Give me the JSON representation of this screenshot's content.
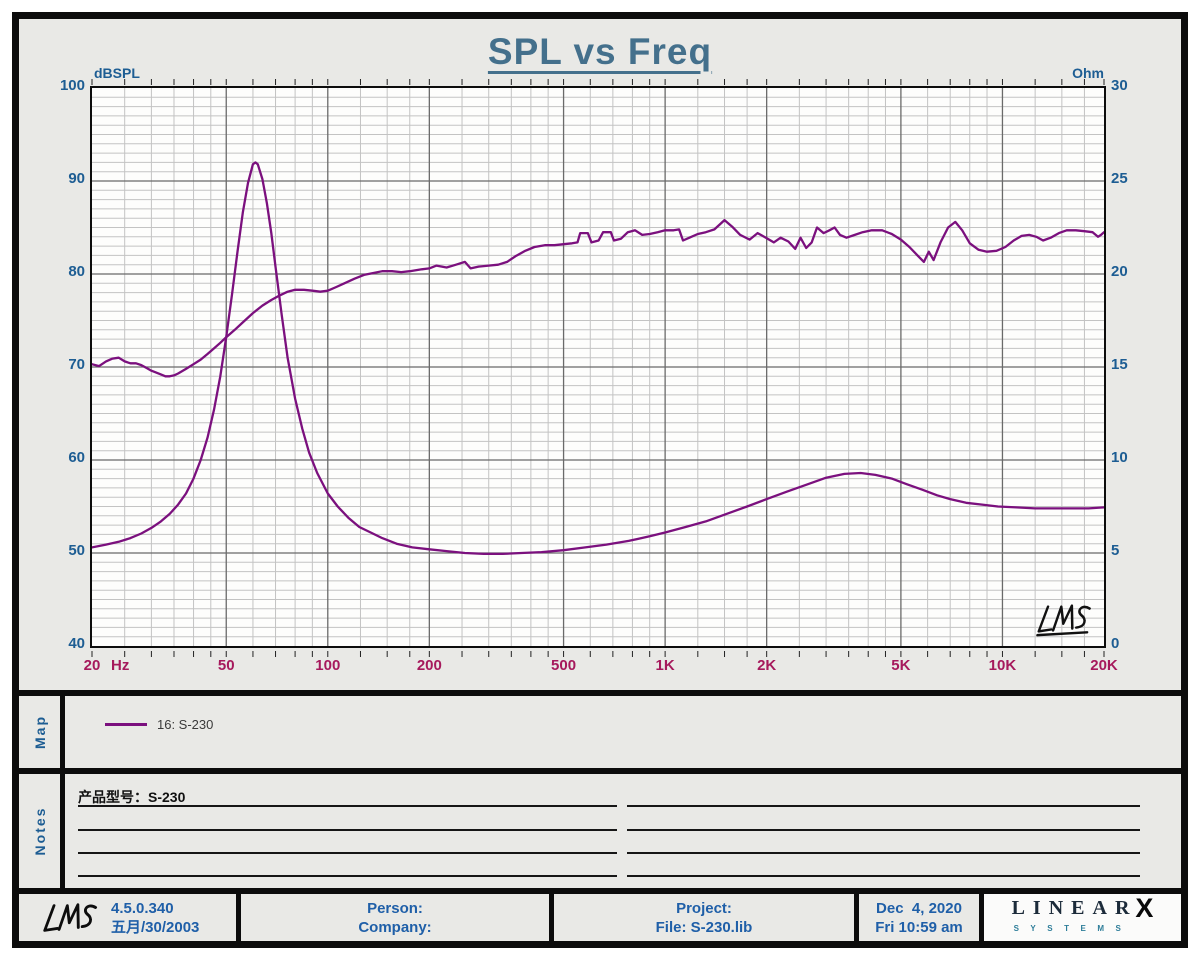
{
  "title": "SPL vs Freq",
  "watermark": "LMS",
  "axes": {
    "left_label": "dBSPL",
    "right_label": "Ohm",
    "x_unit": "Hz",
    "left_ticks": [
      "100",
      "90",
      "80",
      "70",
      "60",
      "50",
      "40"
    ],
    "right_ticks": [
      "30",
      "25",
      "20",
      "15",
      "10",
      "5",
      "0"
    ],
    "x_ticks": [
      {
        "f": 20,
        "label": "20"
      },
      {
        "f": 50,
        "label": "50"
      },
      {
        "f": 100,
        "label": "100"
      },
      {
        "f": 200,
        "label": "200"
      },
      {
        "f": 500,
        "label": "500"
      },
      {
        "f": 1000,
        "label": "1K"
      },
      {
        "f": 2000,
        "label": "2K"
      },
      {
        "f": 5000,
        "label": "5K"
      },
      {
        "f": 10000,
        "label": "10K"
      },
      {
        "f": 20000,
        "label": "20K"
      }
    ]
  },
  "map": {
    "label": "Map",
    "legend": "16: S-230"
  },
  "notes": {
    "label": "Notes",
    "line1": "产品型号：S-230"
  },
  "footer": {
    "version": "4.5.0.340",
    "version_date": "五月/30/2003",
    "person": "Person:",
    "company": "Company:",
    "project": "Project:",
    "file": "File: S-230.lib",
    "date": "Dec  4, 2020",
    "time": "Fri 10:59 am",
    "brand_linear": "LINEAR",
    "brand_x": "X",
    "brand_systems": "SYSTEMS"
  },
  "colors": {
    "curve": "#7b107e",
    "title": "#44708c",
    "axis_label_blue": "#1d5d93",
    "x_tick_maroon": "#a6195c",
    "footer_blue": "#1f5fa8",
    "grid_major": "#6a6a6a",
    "grid_minor": "#c3c3c3",
    "background": "#e9e9e6"
  },
  "chart_data": {
    "type": "line",
    "title": "SPL vs Freq",
    "legend": "16: S-230",
    "x_axis": {
      "label": "Hz",
      "scale": "log",
      "min": 20,
      "max": 20000
    },
    "y_axis_left": {
      "label": "dBSPL",
      "min": 40,
      "max": 100,
      "major_step": 10,
      "minor_step": 1
    },
    "y_axis_right": {
      "label": "Ohm",
      "min": 0,
      "max": 30,
      "major_step": 5
    },
    "grid": true,
    "series": [
      {
        "name": "16: S-230 SPL",
        "axis": "left",
        "color": "#7b107e",
        "points": [
          [
            20,
            70.3
          ],
          [
            21,
            70.1
          ],
          [
            22,
            70.6
          ],
          [
            23,
            70.9
          ],
          [
            24,
            71.0
          ],
          [
            25,
            70.6
          ],
          [
            26,
            70.4
          ],
          [
            27,
            70.4
          ],
          [
            28,
            70.2
          ],
          [
            29,
            69.9
          ],
          [
            30,
            69.6
          ],
          [
            31,
            69.4
          ],
          [
            32,
            69.2
          ],
          [
            33,
            69.0
          ],
          [
            34,
            69.0
          ],
          [
            35,
            69.1
          ],
          [
            36,
            69.3
          ],
          [
            38,
            69.8
          ],
          [
            40,
            70.3
          ],
          [
            42,
            70.8
          ],
          [
            44,
            71.4
          ],
          [
            46,
            72.0
          ],
          [
            48,
            72.6
          ],
          [
            50,
            73.2
          ],
          [
            53,
            74.0
          ],
          [
            56,
            74.8
          ],
          [
            60,
            75.8
          ],
          [
            64,
            76.6
          ],
          [
            68,
            77.2
          ],
          [
            72,
            77.7
          ],
          [
            76,
            78.1
          ],
          [
            80,
            78.3
          ],
          [
            85,
            78.3
          ],
          [
            90,
            78.2
          ],
          [
            95,
            78.1
          ],
          [
            100,
            78.2
          ],
          [
            106,
            78.6
          ],
          [
            112,
            79.0
          ],
          [
            120,
            79.5
          ],
          [
            128,
            79.9
          ],
          [
            136,
            80.1
          ],
          [
            145,
            80.3
          ],
          [
            155,
            80.3
          ],
          [
            165,
            80.2
          ],
          [
            175,
            80.3
          ],
          [
            190,
            80.5
          ],
          [
            200,
            80.6
          ],
          [
            210,
            80.9
          ],
          [
            225,
            80.7
          ],
          [
            240,
            81.0
          ],
          [
            255,
            81.3
          ],
          [
            265,
            80.6
          ],
          [
            280,
            80.8
          ],
          [
            300,
            80.9
          ],
          [
            320,
            81.0
          ],
          [
            340,
            81.3
          ],
          [
            360,
            81.9
          ],
          [
            385,
            82.5
          ],
          [
            410,
            82.9
          ],
          [
            440,
            83.1
          ],
          [
            470,
            83.1
          ],
          [
            500,
            83.2
          ],
          [
            530,
            83.3
          ],
          [
            550,
            83.4
          ],
          [
            560,
            84.4
          ],
          [
            590,
            84.4
          ],
          [
            605,
            83.4
          ],
          [
            635,
            83.6
          ],
          [
            655,
            84.5
          ],
          [
            690,
            84.5
          ],
          [
            705,
            83.6
          ],
          [
            740,
            83.8
          ],
          [
            775,
            84.5
          ],
          [
            815,
            84.7
          ],
          [
            855,
            84.2
          ],
          [
            900,
            84.3
          ],
          [
            950,
            84.5
          ],
          [
            1000,
            84.7
          ],
          [
            1060,
            84.7
          ],
          [
            1100,
            84.8
          ],
          [
            1130,
            83.6
          ],
          [
            1180,
            83.9
          ],
          [
            1250,
            84.3
          ],
          [
            1320,
            84.5
          ],
          [
            1400,
            84.8
          ],
          [
            1500,
            85.8
          ],
          [
            1580,
            85.1
          ],
          [
            1670,
            84.2
          ],
          [
            1780,
            83.7
          ],
          [
            1880,
            84.4
          ],
          [
            1990,
            83.9
          ],
          [
            2100,
            83.4
          ],
          [
            2200,
            83.9
          ],
          [
            2320,
            83.5
          ],
          [
            2430,
            82.7
          ],
          [
            2520,
            83.9
          ],
          [
            2620,
            82.8
          ],
          [
            2720,
            83.4
          ],
          [
            2820,
            85.0
          ],
          [
            2950,
            84.4
          ],
          [
            3070,
            84.7
          ],
          [
            3180,
            85.0
          ],
          [
            3300,
            84.2
          ],
          [
            3450,
            83.9
          ],
          [
            3650,
            84.2
          ],
          [
            3850,
            84.5
          ],
          [
            4100,
            84.7
          ],
          [
            4400,
            84.7
          ],
          [
            4700,
            84.3
          ],
          [
            5000,
            83.7
          ],
          [
            5300,
            82.9
          ],
          [
            5600,
            82.0
          ],
          [
            5850,
            81.3
          ],
          [
            6050,
            82.4
          ],
          [
            6250,
            81.5
          ],
          [
            6550,
            83.4
          ],
          [
            6900,
            85.0
          ],
          [
            7250,
            85.6
          ],
          [
            7600,
            84.7
          ],
          [
            8000,
            83.3
          ],
          [
            8500,
            82.6
          ],
          [
            9000,
            82.4
          ],
          [
            9600,
            82.5
          ],
          [
            10200,
            82.9
          ],
          [
            10800,
            83.6
          ],
          [
            11400,
            84.1
          ],
          [
            12000,
            84.2
          ],
          [
            12600,
            84.0
          ],
          [
            13200,
            83.6
          ],
          [
            13900,
            83.9
          ],
          [
            14700,
            84.4
          ],
          [
            15500,
            84.7
          ],
          [
            16500,
            84.7
          ],
          [
            17500,
            84.6
          ],
          [
            18500,
            84.5
          ],
          [
            19200,
            84.0
          ],
          [
            19600,
            84.2
          ],
          [
            20000,
            84.5
          ]
        ]
      },
      {
        "name": "16: S-230 Impedance",
        "axis": "right",
        "color": "#7b107e",
        "points": [
          [
            20,
            5.3
          ],
          [
            22,
            5.45
          ],
          [
            24,
            5.6
          ],
          [
            26,
            5.8
          ],
          [
            28,
            6.05
          ],
          [
            30,
            6.35
          ],
          [
            32,
            6.7
          ],
          [
            34,
            7.1
          ],
          [
            36,
            7.6
          ],
          [
            38,
            8.2
          ],
          [
            40,
            9.0
          ],
          [
            42,
            10.0
          ],
          [
            44,
            11.2
          ],
          [
            46,
            12.7
          ],
          [
            48,
            14.5
          ],
          [
            50,
            16.6
          ],
          [
            52,
            18.9
          ],
          [
            54,
            21.2
          ],
          [
            56,
            23.3
          ],
          [
            58,
            24.9
          ],
          [
            60,
            25.9
          ],
          [
            61,
            26.0
          ],
          [
            62,
            25.9
          ],
          [
            64,
            25.1
          ],
          [
            66,
            23.8
          ],
          [
            68,
            22.2
          ],
          [
            70,
            20.4
          ],
          [
            73,
            17.8
          ],
          [
            76,
            15.5
          ],
          [
            80,
            13.3
          ],
          [
            84,
            11.7
          ],
          [
            88,
            10.4
          ],
          [
            93,
            9.3
          ],
          [
            100,
            8.2
          ],
          [
            107,
            7.5
          ],
          [
            115,
            6.9
          ],
          [
            124,
            6.4
          ],
          [
            134,
            6.1
          ],
          [
            145,
            5.8
          ],
          [
            160,
            5.5
          ],
          [
            178,
            5.3
          ],
          [
            200,
            5.2
          ],
          [
            225,
            5.1
          ],
          [
            255,
            5.0
          ],
          [
            290,
            4.95
          ],
          [
            330,
            4.95
          ],
          [
            375,
            5.0
          ],
          [
            430,
            5.05
          ],
          [
            500,
            5.15
          ],
          [
            580,
            5.3
          ],
          [
            670,
            5.45
          ],
          [
            780,
            5.65
          ],
          [
            900,
            5.9
          ],
          [
            1000,
            6.1
          ],
          [
            1150,
            6.4
          ],
          [
            1320,
            6.7
          ],
          [
            1520,
            7.1
          ],
          [
            1750,
            7.5
          ],
          [
            2000,
            7.9
          ],
          [
            2300,
            8.3
          ],
          [
            2650,
            8.7
          ],
          [
            3000,
            9.05
          ],
          [
            3400,
            9.25
          ],
          [
            3800,
            9.3
          ],
          [
            4200,
            9.2
          ],
          [
            4700,
            9.0
          ],
          [
            5200,
            8.7
          ],
          [
            5800,
            8.4
          ],
          [
            6400,
            8.1
          ],
          [
            7000,
            7.9
          ],
          [
            7800,
            7.7
          ],
          [
            8700,
            7.6
          ],
          [
            9700,
            7.5
          ],
          [
            11000,
            7.45
          ],
          [
            12500,
            7.4
          ],
          [
            14000,
            7.4
          ],
          [
            16000,
            7.4
          ],
          [
            18000,
            7.4
          ],
          [
            20000,
            7.45
          ]
        ]
      }
    ]
  }
}
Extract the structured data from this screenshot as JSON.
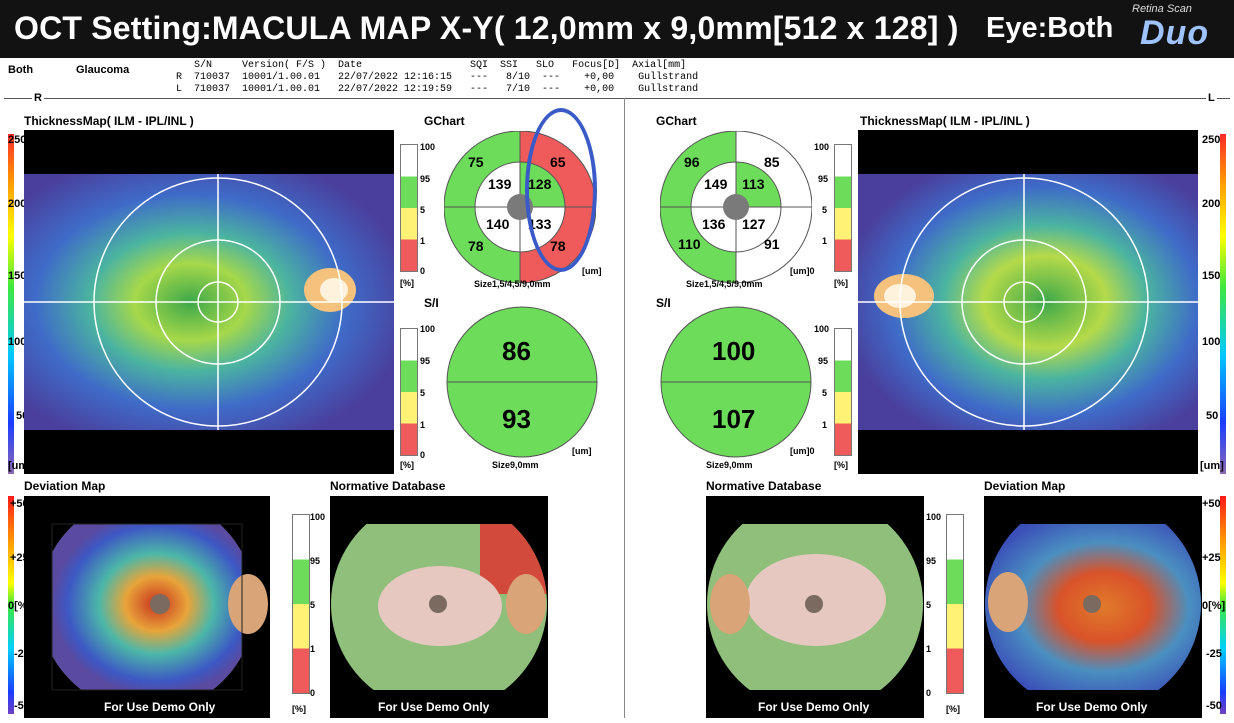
{
  "header": {
    "title": "OCT Setting:MACULA MAP X-Y( 12,0mm x 9,0mm[512 x 128] )",
    "eye": "Eye:Both",
    "brand_small": "Retina Scan",
    "brand_big": "Duo"
  },
  "info": {
    "eye_label": "Both",
    "mode_label": "Glaucoma",
    "col_headers": "   S/N     Version( F/S )  Date                  SQI  SSI   SLO   Focus[D]  Axial[mm]",
    "row_r": "R  710037  10001/1.00.01   22/07/2022 12:16:15   ---   8/10  ---    +0,00    Gullstrand",
    "row_l": "L  710037  10001/1.00.01   22/07/2022 12:19:59   ---   7/10  ---    +0,00    Gullstrand"
  },
  "right_eye": {
    "side_label": "R",
    "thickness_title": "ThicknessMap( ILM - IPL/INL )",
    "gchart_title": "GChart",
    "gchart_values": {
      "outer_tl": "75",
      "outer_tr": "65",
      "inner_tl": "139",
      "inner_tr": "128",
      "inner_bl": "140",
      "inner_br": "133",
      "outer_bl": "78",
      "outer_br": "78"
    },
    "gchart_size": "Size1,5/4,5/9,0mm",
    "si_title": "S/I",
    "si_top": "86",
    "si_bottom": "93",
    "si_size": "Size9,0mm",
    "deviation_title": "Deviation Map",
    "normative_title": "Normative Database",
    "demo_text": "For Use Demo Only"
  },
  "left_eye": {
    "side_label": "L",
    "thickness_title": "ThicknessMap( ILM - IPL/INL )",
    "gchart_title": "GChart",
    "gchart_values": {
      "outer_tl": "96",
      "outer_tr": "85",
      "inner_tl": "149",
      "inner_tr": "113",
      "inner_bl": "136",
      "inner_br": "127",
      "outer_bl": "110",
      "outer_br": "91"
    },
    "gchart_size": "Size1,5/4,5/9,0mm",
    "si_title": "S/I",
    "si_top": "100",
    "si_bottom": "107",
    "si_size": "Size9,0mm",
    "deviation_title": "Deviation Map",
    "normative_title": "Normative Database",
    "demo_text": "For Use Demo Only"
  },
  "thickness_scale": {
    "t250": "250",
    "t200": "200",
    "t150": "150",
    "t100": "100",
    "t50": "50",
    "unit": "[um]"
  },
  "deviation_scale": {
    "p50": "+50",
    "p25": "+25",
    "zero": "0[%]",
    "m25": "-25",
    "m50": "-50"
  },
  "percent_scale": {
    "p100": "100",
    "p95": "95",
    "p5": "5",
    "p1": "1",
    "p0": "0",
    "unit": "[%]"
  },
  "um_label": "[um]",
  "um_label_zero": "[um]0",
  "colors": {
    "green": "#6ddc5a",
    "red": "#ef5a5a",
    "yellow": "#fff275",
    "annotation": "#3a5bc7"
  }
}
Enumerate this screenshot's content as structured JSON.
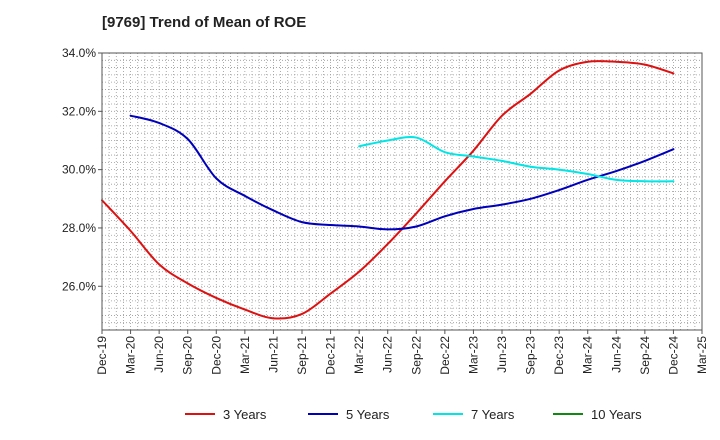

☆ ☆ ☆

Scan the entries above for the word "this" and collect each line holding it.

Give me the JSON representation of this screenshot's content.
Extract the structured data from this screenshot as JSON.
Enumerate this screenshot's content as structured JSON.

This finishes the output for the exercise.